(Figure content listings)
◆ ◆ ◆ ◆ ◆

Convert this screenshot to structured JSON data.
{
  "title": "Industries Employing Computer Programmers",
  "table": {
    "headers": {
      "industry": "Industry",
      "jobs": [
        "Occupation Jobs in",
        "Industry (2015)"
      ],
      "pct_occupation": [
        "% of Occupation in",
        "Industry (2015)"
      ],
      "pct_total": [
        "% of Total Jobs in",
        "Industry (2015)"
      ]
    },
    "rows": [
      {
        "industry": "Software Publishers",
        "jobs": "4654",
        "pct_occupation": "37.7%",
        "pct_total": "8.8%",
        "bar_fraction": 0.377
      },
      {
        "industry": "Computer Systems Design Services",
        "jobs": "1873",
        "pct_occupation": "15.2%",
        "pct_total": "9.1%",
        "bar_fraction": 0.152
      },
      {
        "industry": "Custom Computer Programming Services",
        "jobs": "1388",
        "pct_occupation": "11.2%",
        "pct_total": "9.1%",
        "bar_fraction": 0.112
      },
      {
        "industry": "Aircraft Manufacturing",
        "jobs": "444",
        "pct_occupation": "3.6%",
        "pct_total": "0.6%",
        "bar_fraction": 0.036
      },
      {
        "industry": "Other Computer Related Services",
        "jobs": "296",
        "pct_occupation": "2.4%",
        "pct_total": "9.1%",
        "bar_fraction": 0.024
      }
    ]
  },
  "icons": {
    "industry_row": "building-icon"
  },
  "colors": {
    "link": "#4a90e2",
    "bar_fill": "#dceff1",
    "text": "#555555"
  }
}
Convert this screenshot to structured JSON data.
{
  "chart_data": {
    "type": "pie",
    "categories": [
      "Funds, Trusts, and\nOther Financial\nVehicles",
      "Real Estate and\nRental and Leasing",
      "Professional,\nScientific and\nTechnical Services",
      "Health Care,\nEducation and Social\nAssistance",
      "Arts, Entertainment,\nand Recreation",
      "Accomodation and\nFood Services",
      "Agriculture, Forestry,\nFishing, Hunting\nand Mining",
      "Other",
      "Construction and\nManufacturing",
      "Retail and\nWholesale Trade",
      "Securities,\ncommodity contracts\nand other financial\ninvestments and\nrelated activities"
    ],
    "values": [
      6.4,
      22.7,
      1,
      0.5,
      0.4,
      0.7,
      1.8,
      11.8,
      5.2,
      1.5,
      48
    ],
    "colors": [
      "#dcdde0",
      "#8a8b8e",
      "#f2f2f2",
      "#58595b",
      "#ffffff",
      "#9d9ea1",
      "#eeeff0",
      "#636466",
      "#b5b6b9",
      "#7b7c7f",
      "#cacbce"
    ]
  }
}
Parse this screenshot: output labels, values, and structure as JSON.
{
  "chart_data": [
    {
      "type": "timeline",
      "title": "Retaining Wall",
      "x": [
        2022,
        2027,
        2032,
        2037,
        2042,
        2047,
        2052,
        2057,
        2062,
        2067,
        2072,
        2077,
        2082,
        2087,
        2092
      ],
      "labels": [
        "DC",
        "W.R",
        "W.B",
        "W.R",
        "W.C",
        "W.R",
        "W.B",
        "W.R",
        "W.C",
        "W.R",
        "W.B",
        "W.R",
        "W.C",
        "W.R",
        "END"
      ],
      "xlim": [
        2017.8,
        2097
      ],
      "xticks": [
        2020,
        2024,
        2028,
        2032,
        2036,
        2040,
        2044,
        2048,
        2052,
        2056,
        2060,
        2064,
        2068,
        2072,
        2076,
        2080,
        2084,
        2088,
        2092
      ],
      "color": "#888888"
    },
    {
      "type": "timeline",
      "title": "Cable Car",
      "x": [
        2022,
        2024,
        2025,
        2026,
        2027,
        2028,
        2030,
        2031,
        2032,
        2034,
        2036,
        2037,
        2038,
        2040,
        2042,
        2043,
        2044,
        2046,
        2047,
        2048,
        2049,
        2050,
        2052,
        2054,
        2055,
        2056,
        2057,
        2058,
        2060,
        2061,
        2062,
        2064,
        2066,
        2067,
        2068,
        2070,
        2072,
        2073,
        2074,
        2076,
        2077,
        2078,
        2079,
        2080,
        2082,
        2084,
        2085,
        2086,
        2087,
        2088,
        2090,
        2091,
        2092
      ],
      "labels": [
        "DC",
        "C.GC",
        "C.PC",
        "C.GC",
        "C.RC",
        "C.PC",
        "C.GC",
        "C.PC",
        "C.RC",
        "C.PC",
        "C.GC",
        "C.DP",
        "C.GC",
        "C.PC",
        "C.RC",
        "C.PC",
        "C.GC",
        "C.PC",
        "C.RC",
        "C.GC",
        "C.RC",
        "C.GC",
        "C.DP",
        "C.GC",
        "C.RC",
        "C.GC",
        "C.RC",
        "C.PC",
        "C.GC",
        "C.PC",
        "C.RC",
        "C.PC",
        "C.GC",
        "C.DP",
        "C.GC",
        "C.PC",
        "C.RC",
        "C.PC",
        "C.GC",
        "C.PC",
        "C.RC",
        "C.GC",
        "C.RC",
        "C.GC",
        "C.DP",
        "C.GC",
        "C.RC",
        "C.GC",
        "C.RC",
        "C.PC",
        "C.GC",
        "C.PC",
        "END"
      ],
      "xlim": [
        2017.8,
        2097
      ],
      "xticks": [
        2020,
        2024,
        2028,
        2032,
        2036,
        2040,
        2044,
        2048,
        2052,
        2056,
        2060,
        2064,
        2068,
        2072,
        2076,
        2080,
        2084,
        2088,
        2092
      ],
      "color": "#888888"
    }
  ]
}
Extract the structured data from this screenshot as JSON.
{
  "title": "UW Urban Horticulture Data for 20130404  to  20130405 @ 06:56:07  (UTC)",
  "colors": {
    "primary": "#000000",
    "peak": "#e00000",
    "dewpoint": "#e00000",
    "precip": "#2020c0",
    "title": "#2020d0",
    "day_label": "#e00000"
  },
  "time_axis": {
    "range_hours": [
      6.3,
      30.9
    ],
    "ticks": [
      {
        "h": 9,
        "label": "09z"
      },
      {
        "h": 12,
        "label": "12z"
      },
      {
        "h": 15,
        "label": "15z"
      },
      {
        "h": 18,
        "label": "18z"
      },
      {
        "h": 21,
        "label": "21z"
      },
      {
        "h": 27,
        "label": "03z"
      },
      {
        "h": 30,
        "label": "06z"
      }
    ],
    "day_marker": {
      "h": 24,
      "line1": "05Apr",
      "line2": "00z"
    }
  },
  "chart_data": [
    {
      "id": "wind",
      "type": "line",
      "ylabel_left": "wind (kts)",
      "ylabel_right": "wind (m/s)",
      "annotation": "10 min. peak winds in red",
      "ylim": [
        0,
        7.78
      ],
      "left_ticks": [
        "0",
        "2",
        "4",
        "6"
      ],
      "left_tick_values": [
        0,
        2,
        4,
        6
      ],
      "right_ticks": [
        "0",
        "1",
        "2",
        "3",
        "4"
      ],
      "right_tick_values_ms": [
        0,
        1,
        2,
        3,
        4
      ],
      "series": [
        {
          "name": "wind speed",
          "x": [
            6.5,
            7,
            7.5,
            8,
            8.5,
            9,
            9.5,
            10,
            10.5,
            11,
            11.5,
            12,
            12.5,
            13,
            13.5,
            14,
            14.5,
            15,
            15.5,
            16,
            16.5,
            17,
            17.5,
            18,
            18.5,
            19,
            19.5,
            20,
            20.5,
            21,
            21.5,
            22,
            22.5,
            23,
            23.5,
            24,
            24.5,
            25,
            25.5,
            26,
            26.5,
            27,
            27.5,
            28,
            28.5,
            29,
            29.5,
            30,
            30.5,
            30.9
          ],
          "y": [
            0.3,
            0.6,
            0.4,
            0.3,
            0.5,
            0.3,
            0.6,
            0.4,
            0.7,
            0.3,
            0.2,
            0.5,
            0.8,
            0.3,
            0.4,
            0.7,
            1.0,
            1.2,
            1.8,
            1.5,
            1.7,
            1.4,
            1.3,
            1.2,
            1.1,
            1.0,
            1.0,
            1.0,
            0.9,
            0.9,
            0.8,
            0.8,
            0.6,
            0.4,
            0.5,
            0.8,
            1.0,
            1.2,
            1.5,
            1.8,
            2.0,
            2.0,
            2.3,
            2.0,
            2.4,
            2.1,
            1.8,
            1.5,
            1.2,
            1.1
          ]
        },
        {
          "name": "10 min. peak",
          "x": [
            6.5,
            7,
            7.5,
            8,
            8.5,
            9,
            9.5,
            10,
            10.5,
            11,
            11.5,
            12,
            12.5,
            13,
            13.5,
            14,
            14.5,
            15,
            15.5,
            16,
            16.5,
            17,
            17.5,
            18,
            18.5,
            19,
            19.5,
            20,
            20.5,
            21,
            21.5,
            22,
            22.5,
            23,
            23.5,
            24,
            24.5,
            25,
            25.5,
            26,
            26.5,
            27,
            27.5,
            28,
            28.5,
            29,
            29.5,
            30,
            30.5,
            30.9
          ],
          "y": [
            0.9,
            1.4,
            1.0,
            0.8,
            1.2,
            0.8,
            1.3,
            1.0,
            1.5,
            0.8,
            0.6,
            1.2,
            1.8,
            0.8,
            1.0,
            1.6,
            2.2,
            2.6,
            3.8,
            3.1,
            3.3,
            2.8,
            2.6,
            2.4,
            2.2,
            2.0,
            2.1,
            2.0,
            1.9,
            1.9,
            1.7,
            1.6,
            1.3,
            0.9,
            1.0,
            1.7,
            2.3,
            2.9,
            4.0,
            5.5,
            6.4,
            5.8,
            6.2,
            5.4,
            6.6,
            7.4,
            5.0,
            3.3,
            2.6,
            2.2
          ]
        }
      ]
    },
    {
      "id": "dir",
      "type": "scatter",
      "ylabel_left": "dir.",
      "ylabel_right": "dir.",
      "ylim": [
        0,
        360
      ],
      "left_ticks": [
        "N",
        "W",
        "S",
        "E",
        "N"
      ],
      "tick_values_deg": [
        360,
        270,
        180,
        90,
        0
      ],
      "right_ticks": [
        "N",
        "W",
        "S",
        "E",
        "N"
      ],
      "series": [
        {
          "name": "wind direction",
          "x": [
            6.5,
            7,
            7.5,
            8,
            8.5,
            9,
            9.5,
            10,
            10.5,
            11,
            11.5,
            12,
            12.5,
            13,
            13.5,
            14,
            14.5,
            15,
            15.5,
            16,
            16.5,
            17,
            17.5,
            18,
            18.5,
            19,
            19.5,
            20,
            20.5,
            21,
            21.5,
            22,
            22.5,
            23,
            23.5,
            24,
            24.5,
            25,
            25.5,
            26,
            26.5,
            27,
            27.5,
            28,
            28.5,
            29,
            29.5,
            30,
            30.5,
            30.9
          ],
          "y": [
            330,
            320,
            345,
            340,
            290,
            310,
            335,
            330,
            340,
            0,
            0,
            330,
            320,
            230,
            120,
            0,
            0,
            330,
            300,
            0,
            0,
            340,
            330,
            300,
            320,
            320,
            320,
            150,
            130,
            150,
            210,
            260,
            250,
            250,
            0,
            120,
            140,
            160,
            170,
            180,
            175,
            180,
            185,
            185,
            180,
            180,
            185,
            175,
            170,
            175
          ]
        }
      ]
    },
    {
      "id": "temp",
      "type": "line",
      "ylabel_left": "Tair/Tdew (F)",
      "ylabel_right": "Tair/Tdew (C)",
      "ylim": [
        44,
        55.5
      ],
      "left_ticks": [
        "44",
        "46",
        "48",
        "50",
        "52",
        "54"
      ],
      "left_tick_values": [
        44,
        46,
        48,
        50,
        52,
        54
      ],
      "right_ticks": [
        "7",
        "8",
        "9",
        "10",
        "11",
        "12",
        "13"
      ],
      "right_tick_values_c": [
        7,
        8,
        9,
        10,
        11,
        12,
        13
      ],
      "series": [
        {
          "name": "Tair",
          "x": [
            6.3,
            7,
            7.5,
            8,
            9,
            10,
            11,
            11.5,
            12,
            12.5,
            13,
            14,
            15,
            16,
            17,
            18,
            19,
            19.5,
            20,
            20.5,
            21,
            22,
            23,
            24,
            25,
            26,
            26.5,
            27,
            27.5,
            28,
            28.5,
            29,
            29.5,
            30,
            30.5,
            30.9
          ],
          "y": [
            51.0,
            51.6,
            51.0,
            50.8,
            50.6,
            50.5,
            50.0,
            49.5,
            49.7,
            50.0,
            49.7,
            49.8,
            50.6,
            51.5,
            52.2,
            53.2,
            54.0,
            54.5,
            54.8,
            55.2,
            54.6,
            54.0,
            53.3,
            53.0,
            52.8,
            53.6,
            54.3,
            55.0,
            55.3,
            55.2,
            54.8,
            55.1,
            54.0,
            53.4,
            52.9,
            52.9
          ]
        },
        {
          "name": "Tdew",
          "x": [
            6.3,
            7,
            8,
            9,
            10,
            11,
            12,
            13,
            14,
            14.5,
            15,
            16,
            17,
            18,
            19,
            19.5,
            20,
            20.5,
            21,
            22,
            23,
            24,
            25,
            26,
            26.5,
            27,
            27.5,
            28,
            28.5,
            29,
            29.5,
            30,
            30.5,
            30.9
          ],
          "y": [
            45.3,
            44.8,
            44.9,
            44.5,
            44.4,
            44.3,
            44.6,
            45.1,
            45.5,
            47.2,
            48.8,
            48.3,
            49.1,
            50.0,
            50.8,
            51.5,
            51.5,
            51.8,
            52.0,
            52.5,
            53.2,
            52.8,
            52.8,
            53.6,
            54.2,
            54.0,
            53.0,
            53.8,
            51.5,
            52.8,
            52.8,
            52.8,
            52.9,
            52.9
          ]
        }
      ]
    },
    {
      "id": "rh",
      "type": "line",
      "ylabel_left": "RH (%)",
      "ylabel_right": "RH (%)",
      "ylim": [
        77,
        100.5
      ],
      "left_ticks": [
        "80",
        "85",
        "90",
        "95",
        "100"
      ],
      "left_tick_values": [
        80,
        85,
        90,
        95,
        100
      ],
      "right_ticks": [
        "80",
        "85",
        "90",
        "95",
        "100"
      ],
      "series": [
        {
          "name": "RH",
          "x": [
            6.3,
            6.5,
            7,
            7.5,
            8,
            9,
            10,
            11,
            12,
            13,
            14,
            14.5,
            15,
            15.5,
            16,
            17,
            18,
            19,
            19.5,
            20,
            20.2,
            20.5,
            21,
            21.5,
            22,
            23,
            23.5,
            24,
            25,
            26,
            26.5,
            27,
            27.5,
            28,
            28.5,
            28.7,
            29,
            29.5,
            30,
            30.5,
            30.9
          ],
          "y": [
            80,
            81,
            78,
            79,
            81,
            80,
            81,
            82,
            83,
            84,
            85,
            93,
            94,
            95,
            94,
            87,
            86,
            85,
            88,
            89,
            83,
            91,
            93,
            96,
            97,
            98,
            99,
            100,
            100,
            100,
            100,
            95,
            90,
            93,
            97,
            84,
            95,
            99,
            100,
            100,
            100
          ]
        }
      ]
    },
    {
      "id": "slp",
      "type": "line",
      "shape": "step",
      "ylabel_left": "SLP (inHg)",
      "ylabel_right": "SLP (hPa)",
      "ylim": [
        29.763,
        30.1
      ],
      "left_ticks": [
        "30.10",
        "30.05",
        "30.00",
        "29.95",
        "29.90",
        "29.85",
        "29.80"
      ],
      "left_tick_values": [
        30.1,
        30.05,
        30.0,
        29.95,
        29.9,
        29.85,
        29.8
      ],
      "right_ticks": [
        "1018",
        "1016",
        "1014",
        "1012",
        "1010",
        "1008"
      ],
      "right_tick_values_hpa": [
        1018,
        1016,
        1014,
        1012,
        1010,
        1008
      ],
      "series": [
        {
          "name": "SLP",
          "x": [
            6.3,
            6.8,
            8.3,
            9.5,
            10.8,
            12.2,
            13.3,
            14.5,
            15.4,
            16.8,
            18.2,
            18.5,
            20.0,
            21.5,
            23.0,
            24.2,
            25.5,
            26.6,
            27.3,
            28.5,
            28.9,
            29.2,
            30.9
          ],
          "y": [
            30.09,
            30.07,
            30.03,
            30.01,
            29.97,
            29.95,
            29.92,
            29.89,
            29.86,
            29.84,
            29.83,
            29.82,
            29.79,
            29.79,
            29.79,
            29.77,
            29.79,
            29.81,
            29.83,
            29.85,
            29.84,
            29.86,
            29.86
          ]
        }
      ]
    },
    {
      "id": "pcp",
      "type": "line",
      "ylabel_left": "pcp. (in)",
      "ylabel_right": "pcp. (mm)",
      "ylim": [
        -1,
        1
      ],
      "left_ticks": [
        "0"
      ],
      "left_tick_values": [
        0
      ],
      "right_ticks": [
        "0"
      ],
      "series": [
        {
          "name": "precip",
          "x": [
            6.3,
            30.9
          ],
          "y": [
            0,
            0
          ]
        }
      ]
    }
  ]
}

◆ ◆ ◆ ◆ ◆

*EXERCISE PROMPT:*
Look through the entries above; copy every line holding the string "peak".

*SOLUTION TO THIS TASK:*
    "peak": "#e00000",
      "annotation": "10 min. peak winds in red",
          "name": "10 min. peak",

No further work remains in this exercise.